Please return the full listing below without altering anything.

Rows from a figure dataset:
■ ■ ■ ■ ■ ■ ■

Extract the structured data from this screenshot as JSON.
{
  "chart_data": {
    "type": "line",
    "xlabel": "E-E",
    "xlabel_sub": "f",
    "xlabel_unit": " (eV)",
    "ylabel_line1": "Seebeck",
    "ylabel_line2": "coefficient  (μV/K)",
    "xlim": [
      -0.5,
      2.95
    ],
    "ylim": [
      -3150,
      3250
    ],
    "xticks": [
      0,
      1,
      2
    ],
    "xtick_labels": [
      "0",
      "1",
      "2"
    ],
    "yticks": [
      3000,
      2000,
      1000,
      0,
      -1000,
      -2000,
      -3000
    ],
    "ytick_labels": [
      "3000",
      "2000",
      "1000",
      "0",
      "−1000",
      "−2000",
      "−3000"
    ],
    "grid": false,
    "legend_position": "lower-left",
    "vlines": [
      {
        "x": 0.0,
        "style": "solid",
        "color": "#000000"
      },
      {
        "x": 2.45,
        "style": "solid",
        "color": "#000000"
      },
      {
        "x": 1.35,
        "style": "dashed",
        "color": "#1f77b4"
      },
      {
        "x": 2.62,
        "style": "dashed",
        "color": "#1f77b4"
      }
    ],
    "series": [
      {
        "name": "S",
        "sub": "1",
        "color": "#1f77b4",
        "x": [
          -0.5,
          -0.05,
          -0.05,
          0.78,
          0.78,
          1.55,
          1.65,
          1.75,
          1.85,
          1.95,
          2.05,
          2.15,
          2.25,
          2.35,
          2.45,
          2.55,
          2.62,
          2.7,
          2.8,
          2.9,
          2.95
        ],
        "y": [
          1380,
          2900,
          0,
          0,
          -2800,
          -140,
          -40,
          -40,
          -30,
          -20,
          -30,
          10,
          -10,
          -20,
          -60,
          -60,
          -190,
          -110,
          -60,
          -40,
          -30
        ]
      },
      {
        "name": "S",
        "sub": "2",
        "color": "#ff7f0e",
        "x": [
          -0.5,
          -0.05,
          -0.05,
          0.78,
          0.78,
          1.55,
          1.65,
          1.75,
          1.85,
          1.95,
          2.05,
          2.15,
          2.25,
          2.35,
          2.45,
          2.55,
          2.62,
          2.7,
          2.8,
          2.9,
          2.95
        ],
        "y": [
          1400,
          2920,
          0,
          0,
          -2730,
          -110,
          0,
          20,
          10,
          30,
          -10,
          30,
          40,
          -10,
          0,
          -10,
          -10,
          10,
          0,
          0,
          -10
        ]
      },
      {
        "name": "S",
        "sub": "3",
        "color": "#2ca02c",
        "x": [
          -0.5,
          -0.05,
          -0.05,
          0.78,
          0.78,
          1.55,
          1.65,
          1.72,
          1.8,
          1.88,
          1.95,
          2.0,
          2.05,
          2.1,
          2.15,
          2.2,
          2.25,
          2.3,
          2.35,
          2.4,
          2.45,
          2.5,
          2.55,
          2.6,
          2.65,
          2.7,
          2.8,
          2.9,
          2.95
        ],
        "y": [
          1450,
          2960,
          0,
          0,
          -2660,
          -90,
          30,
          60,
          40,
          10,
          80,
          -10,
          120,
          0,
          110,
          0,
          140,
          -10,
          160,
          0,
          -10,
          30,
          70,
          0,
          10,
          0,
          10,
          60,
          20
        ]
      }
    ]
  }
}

■ ■ ■ ■ ■ ■ ■

SOLUTION TO THIS EXERCISE
Extract the structured data from this screenshot as JSON.
{
  "chart_data": {
    "type": "line",
    "xlabel": "E-E",
    "xlabel_sub": "f",
    "xlabel_unit": " (eV)",
    "ylabel_line1": "Seebeck",
    "ylabel_line2": "coefficient  (μV/K)",
    "xlim": [
      -0.5,
      2.95
    ],
    "ylim": [
      -3150,
      3250
    ],
    "xticks": [
      0,
      1,
      2
    ],
    "xtick_labels": [
      "0",
      "1",
      "2"
    ],
    "yticks": [
      3000,
      2000,
      1000,
      0,
      -1000,
      -2000,
      -3000
    ],
    "ytick_labels": [
      "3000",
      "2000",
      "1000",
      "0",
      "−1000",
      "−2000",
      "−3000"
    ],
    "grid": false,
    "legend_position": "lower-left",
    "vlines": [
      {
        "x": 0.0,
        "style": "solid",
        "color": "#000000"
      },
      {
        "x": 2.45,
        "style": "solid",
        "color": "#000000"
      },
      {
        "x": 1.35,
        "style": "dashed",
        "color": "#1f77b4"
      },
      {
        "x": 2.62,
        "style": "dashed",
        "color": "#1f77b4"
      }
    ],
    "series": [
      {
        "name": "S",
        "sub": "1",
        "color": "#1f77b4",
        "x": [
          -0.5,
          -0.05,
          -0.05,
          0.78,
          0.78,
          1.55,
          1.65,
          1.75,
          1.85,
          1.95,
          2.05,
          2.15,
          2.25,
          2.35,
          2.45,
          2.55,
          2.62,
          2.7,
          2.8,
          2.9,
          2.95
        ],
        "y": [
          1380,
          2900,
          0,
          0,
          -2800,
          -140,
          -40,
          -40,
          -30,
          -20,
          -30,
          10,
          -10,
          -20,
          -60,
          -60,
          -190,
          -110,
          -60,
          -40,
          -30
        ]
      },
      {
        "name": "S",
        "sub": "2",
        "color": "#ff7f0e",
        "x": [
          -0.5,
          -0.05,
          -0.05,
          0.78,
          0.78,
          1.55,
          1.65,
          1.75,
          1.85,
          1.95,
          2.05,
          2.15,
          2.25,
          2.35,
          2.45,
          2.55,
          2.62,
          2.7,
          2.8,
          2.9,
          2.95
        ],
        "y": [
          1400,
          2920,
          0,
          0,
          -2730,
          -110,
          0,
          20,
          10,
          30,
          -10,
          30,
          40,
          -10,
          0,
          -10,
          -10,
          10,
          0,
          0,
          -10
        ]
      },
      {
        "name": "S",
        "sub": "3",
        "color": "#2ca02c",
        "x": [
          -0.5,
          -0.05,
          -0.05,
          0.78,
          0.78,
          1.55,
          1.65,
          1.72,
          1.8,
          1.88,
          1.95,
          2.0,
          2.05,
          2.1,
          2.15,
          2.2,
          2.25,
          2.3,
          2.35,
          2.4,
          2.45,
          2.5,
          2.55,
          2.6,
          2.65,
          2.7,
          2.8,
          2.9,
          2.95
        ],
        "y": [
          1450,
          2960,
          0,
          0,
          -2660,
          -90,
          30,
          60,
          40,
          10,
          80,
          -10,
          120,
          0,
          110,
          0,
          140,
          -10,
          160,
          0,
          -10,
          30,
          70,
          0,
          10,
          0,
          10,
          60,
          20
        ]
      }
    ]
  }
}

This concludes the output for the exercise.